Directions:
Reproduce each line of the material precisely.

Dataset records
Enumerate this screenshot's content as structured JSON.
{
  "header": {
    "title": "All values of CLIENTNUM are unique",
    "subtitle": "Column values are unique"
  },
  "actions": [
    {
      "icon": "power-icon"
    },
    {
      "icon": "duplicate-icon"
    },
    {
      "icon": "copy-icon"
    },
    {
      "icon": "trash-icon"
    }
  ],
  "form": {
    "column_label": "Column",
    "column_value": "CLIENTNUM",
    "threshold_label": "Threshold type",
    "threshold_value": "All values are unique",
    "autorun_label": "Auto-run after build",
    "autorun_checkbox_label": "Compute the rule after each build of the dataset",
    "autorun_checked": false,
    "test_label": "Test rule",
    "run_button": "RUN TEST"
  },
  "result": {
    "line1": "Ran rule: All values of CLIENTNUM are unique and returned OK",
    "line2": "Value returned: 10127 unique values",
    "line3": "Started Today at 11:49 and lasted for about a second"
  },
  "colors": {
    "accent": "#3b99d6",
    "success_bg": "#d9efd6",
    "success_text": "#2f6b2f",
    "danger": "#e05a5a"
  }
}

Task answer:
Enumerate this screenshot's content as structured JSON.
{
  "header": {
    "title": "All values of CLIENTNUM are unique",
    "subtitle": "Column values are unique"
  },
  "actions": [
    {
      "icon": "power-icon"
    },
    {
      "icon": "duplicate-icon"
    },
    {
      "icon": "copy-icon"
    },
    {
      "icon": "trash-icon"
    }
  ],
  "form": {
    "column_label": "Column",
    "column_value": "CLIENTNUM",
    "threshold_label": "Threshold type",
    "threshold_value": "All values are unique",
    "autorun_label": "Auto-run after build",
    "autorun_checkbox_label": "Compute the rule after each build of the dataset",
    "autorun_checked": false,
    "test_label": "Test rule",
    "run_button": "RUN TEST"
  },
  "result": {
    "line1": "Ran rule: All values of CLIENTNUM are unique and returned OK",
    "line2": "Value returned: 10127 unique values",
    "line3": "Started Today at 11:49 and lasted for about a second"
  },
  "colors": {
    "accent": "#3b99d6",
    "success_bg": "#d9efd6",
    "success_text": "#2f6b2f",
    "danger": "#e05a5a"
  }
}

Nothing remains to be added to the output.